### [Task requirements]
Your copy of the material below should match it exactly, except that it holds no pictures.
----
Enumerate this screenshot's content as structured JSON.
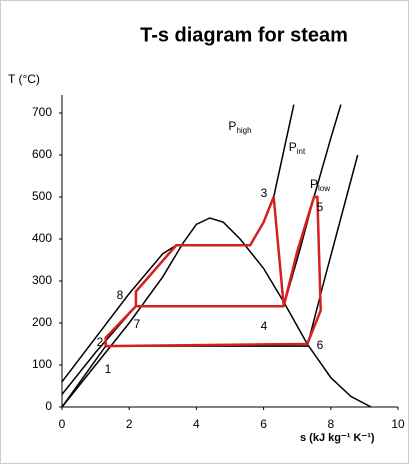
{
  "chart_data": {
    "type": "line",
    "title": "T-s diagram for steam",
    "y_label": "T (°C)",
    "x_label": "s (kJ kg⁻¹ K⁻¹)",
    "xlim": [
      0,
      10
    ],
    "xticks": [
      0,
      2,
      4,
      6,
      8,
      10
    ],
    "ylim": [
      0,
      700
    ],
    "yticks": [
      0,
      100,
      200,
      300,
      400,
      500,
      600,
      700
    ],
    "series": [
      {
        "color": "#000000",
        "x": [
          0,
          1,
          2,
          3,
          3.6,
          4.0,
          4.4,
          4.8,
          5.3,
          6.0,
          6.6,
          7.3,
          8.0,
          8.6,
          9.2
        ],
        "values": [
          0,
          100,
          200,
          310,
          390,
          435,
          450,
          440,
          400,
          330,
          250,
          150,
          70,
          25,
          0
        ]
      },
      {
        "color": "#000000",
        "x": [
          0,
          1,
          2,
          3,
          3.4,
          5.6,
          6.0,
          6.3,
          6.6,
          6.9
        ],
        "values": [
          60,
          165,
          270,
          365,
          385,
          385,
          440,
          500,
          610,
          720
        ]
      },
      {
        "color": "#000000",
        "x": [
          0,
          1,
          2.2,
          6.6,
          7.1,
          7.5,
          8.0,
          8.3
        ],
        "values": [
          30,
          130,
          240,
          240,
          380,
          500,
          640,
          720
        ]
      },
      {
        "color": "#000000",
        "x": [
          0,
          1.3,
          7.3,
          7.8,
          8.3,
          8.8
        ],
        "values": [
          0,
          145,
          145,
          300,
          450,
          600
        ]
      },
      {
        "color": "#d42020",
        "x": [
          1.3,
          1.3,
          2.2,
          2.2,
          3.4,
          5.6,
          6.0,
          6.3,
          6.6,
          7.0,
          7.5,
          7.6,
          7.7,
          7.3,
          1.3
        ],
        "values": [
          145,
          165,
          240,
          275,
          385,
          385,
          440,
          500,
          240,
          370,
          500,
          500,
          230,
          150,
          145
        ]
      },
      {
        "color": "#d42020",
        "x": [
          2.2,
          6.6
        ],
        "values": [
          240,
          240
        ]
      }
    ],
    "annotations": [
      {
        "text": "1"
      },
      {
        "text": "2"
      },
      {
        "text": "8"
      },
      {
        "text": "7"
      },
      {
        "text": "4"
      },
      {
        "text": "6"
      },
      {
        "text": "3"
      },
      {
        "text": "5"
      },
      {
        "text": "P",
        "sub": "high"
      },
      {
        "text": "P",
        "sub": "int"
      },
      {
        "text": "P",
        "sub": "low"
      }
    ]
  }
}
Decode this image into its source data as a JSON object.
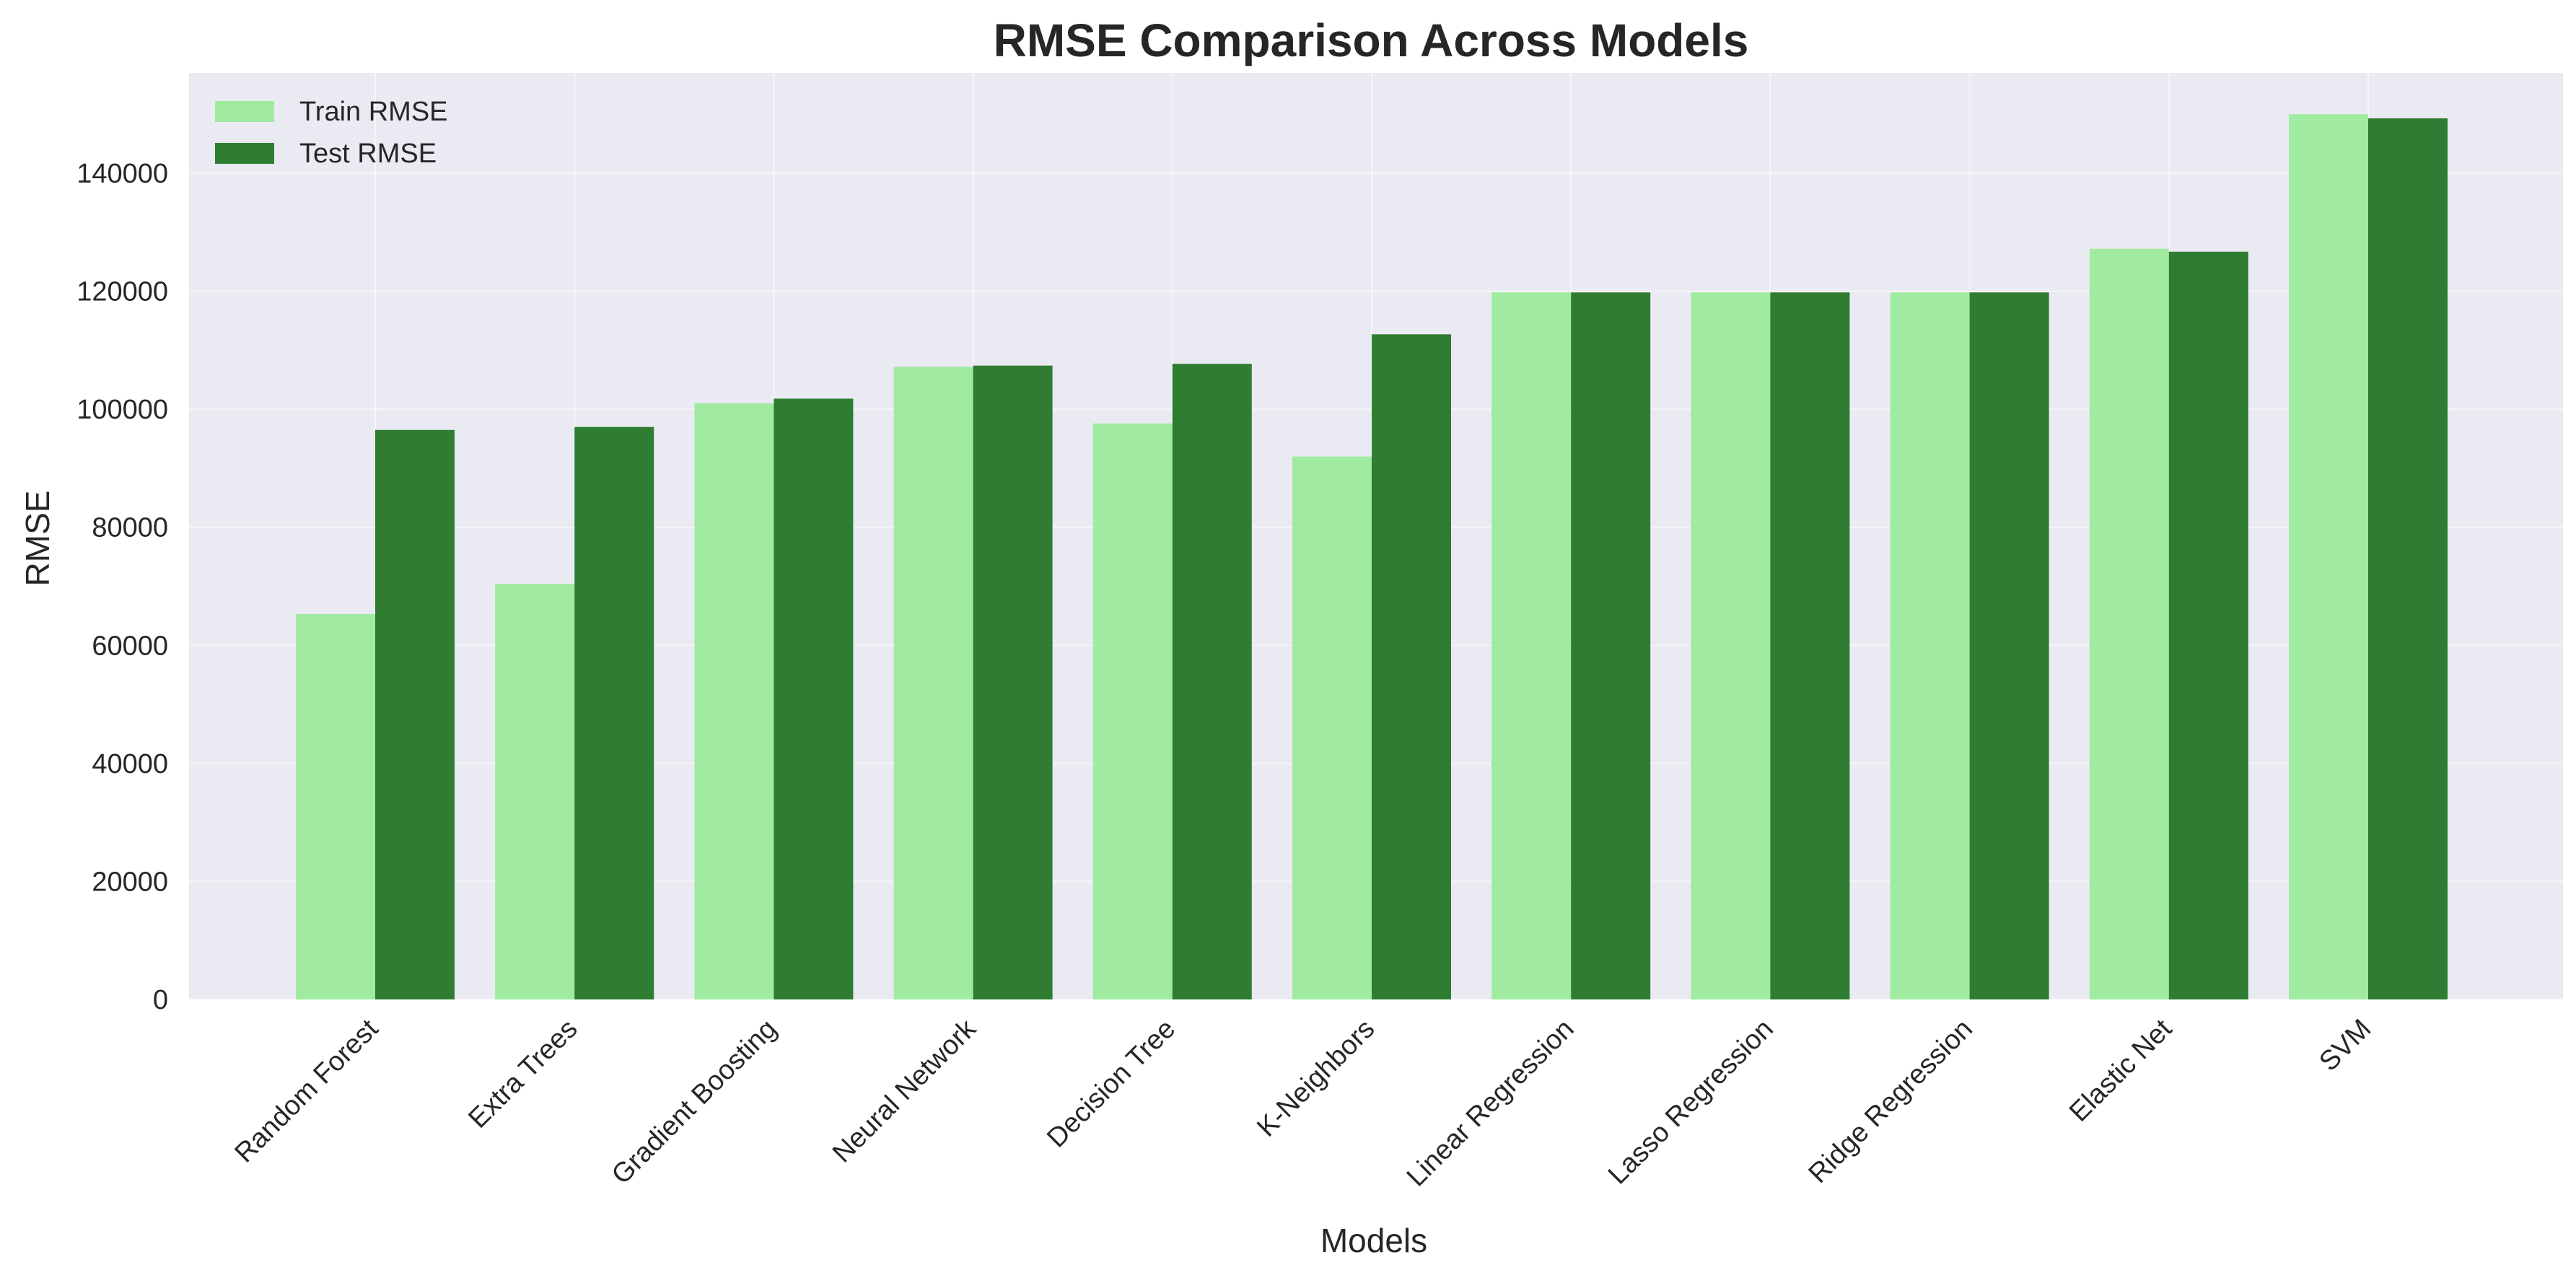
{
  "chart_data": {
    "type": "bar",
    "title": "RMSE Comparison Across Models",
    "xlabel": "Models",
    "ylabel": "RMSE",
    "categories": [
      "Random Forest",
      "Extra Trees",
      "Gradient Boosting",
      "Neural Network",
      "Decision Tree",
      "K-Neighbors",
      "Linear Regression",
      "Lasso Regression",
      "Ridge Regression",
      "Elastic Net",
      "SVM"
    ],
    "series": [
      {
        "name": "Train RMSE",
        "color": "#a1eaa1",
        "values": [
          65300,
          70400,
          101000,
          107200,
          97600,
          92000,
          119800,
          119800,
          119800,
          127200,
          150000
        ]
      },
      {
        "name": "Test RMSE",
        "color": "#2e7d32",
        "values": [
          96500,
          97000,
          101800,
          107400,
          107700,
          112700,
          119800,
          119800,
          119800,
          126700,
          149300
        ]
      }
    ],
    "ylim": [
      0,
      157000
    ],
    "yticks": [
      0,
      20000,
      40000,
      60000,
      80000,
      100000,
      120000,
      140000
    ],
    "ytick_labels": [
      "0",
      "20000",
      "40000",
      "60000",
      "80000",
      "100000",
      "120000",
      "140000"
    ],
    "grid": true,
    "legend_position": "top-left",
    "background_color": "#eaeaf2"
  }
}
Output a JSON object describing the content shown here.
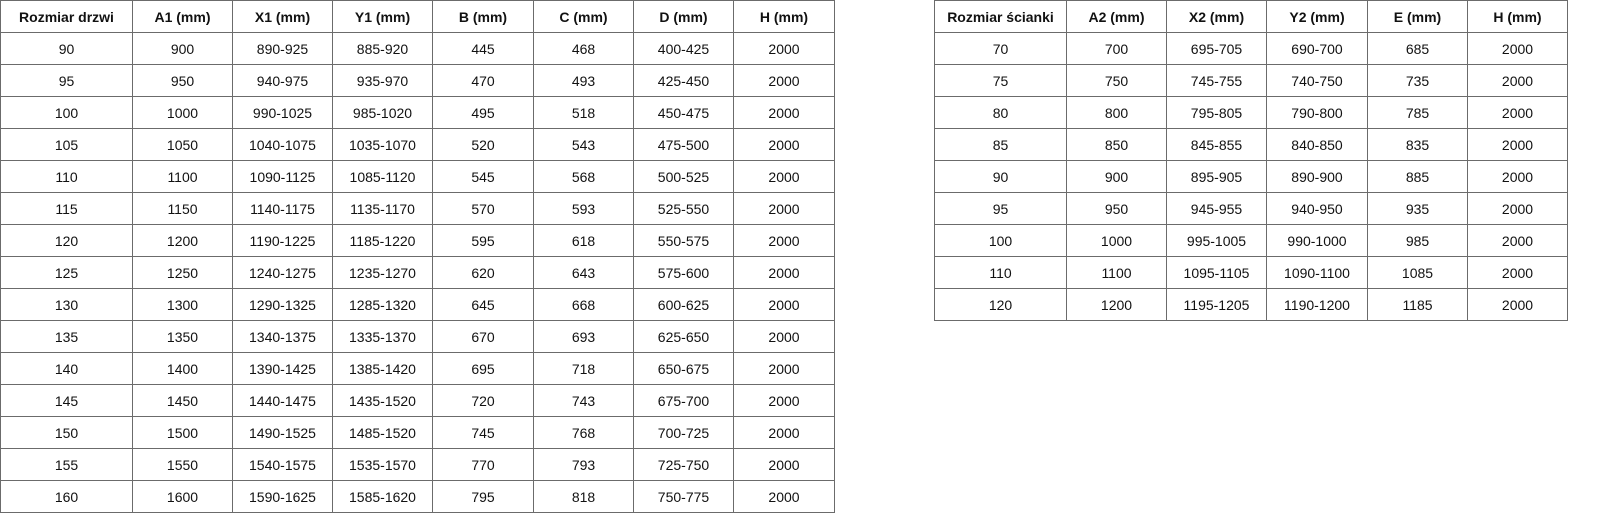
----
### [Result of this task]
Enumerate this screenshot's content as structured JSON.
{
  "chart_data": {
    "type": "line",
    "title": "T-s diagram for steam",
    "y_label": "T (°C)",
    "x_label": "s (kJ kg⁻¹ K⁻¹)",
    "xlim": [
      0,
      10
    ],
    "xticks": [
      0,
      2,
      4,
      6,
      8,
      10
    ],
    "ylim": [
      0,
      700
    ],
    "yticks": [
      0,
      100,
      200,
      300,
      400,
      500,
      600,
      700
    ],
    "series": [
      {
        "color": "#000000",
        "x": [
          0,
          1,
          2,
          3,
          3.6,
          4.0,
          4.4,
          4.8,
          5.3,
          6.0,
          6.6,
          7.3,
          8.0,
          8.6,
          9.2
        ],
        "values": [
          0,
          100,
          200,
          310,
          390,
          435,
          450,
          440,
          400,
          330,
          250,
          150,
          70,
          25,
          0
        ]
      },
      {
        "color": "#000000",
        "x": [
          0,
          1,
          2,
          3,
          3.4,
          5.6,
          6.0,
          6.3,
          6.6,
          6.9
        ],
        "values": [
          60,
          165,
          270,
          365,
          385,
          385,
          440,
          500,
          610,
          720
        ]
      },
      {
        "color": "#000000",
        "x": [
          0,
          1,
          2.2,
          6.6,
          7.1,
          7.5,
          8.0,
          8.3
        ],
        "values": [
          30,
          130,
          240,
          240,
          380,
          500,
          640,
          720
        ]
      },
      {
        "color": "#000000",
        "x": [
          0,
          1.3,
          7.3,
          7.8,
          8.3,
          8.8
        ],
        "values": [
          0,
          145,
          145,
          300,
          450,
          600
        ]
      },
      {
        "color": "#d42020",
        "x": [
          1.3,
          1.3,
          2.2,
          2.2,
          3.4,
          5.6,
          6.0,
          6.3,
          6.6,
          7.0,
          7.5,
          7.6,
          7.7,
          7.3,
          1.3
        ],
        "values": [
          145,
          165,
          240,
          275,
          385,
          385,
          440,
          500,
          240,
          370,
          500,
          500,
          230,
          150,
          145
        ]
      },
      {
        "color": "#d42020",
        "x": [
          2.2,
          6.6
        ],
        "values": [
          240,
          240
        ]
      }
    ],
    "annotations": [
      {
        "text": "1"
      },
      {
        "text": "2"
      },
      {
        "text": "8"
      },
      {
        "text": "7"
      },
      {
        "text": "4"
      },
      {
        "text": "6"
      },
      {
        "text": "3"
      },
      {
        "text": "5"
      },
      {
        "text": "P",
        "sub": "high"
      },
      {
        "text": "P",
        "sub": "int"
      },
      {
        "text": "P",
        "sub": "low"
      }
    ]
  }
}
Decode this image into its source data as a JSON object.
{
  "chart_data": {
    "type": "bar",
    "title": "RMSE Comparison Across Models",
    "xlabel": "Models",
    "ylabel": "RMSE",
    "categories": [
      "Random Forest",
      "Extra Trees",
      "Gradient Boosting",
      "Neural Network",
      "Decision Tree",
      "K-Neighbors",
      "Linear Regression",
      "Lasso Regression",
      "Ridge Regression",
      "Elastic Net",
      "SVM"
    ],
    "series": [
      {
        "name": "Train RMSE",
        "color": "#a1eaa1",
        "values": [
          65300,
          70400,
          101000,
          107200,
          97600,
          92000,
          119800,
          119800,
          119800,
          127200,
          150000
        ]
      },
      {
        "name": "Test RMSE",
        "color": "#2e7d32",
        "values": [
          96500,
          97000,
          101800,
          107400,
          107700,
          112700,
          119800,
          119800,
          119800,
          126700,
          149300
        ]
      }
    ],
    "ylim": [
      0,
      157000
    ],
    "yticks": [
      0,
      20000,
      40000,
      60000,
      80000,
      100000,
      120000,
      140000
    ],
    "ytick_labels": [
      "0",
      "20000",
      "40000",
      "60000",
      "80000",
      "100000",
      "120000",
      "140000"
    ],
    "grid": true,
    "legend_position": "top-left",
    "background_color": "#eaeaf2"
  }
}
Output a JSON object describing the content shown here.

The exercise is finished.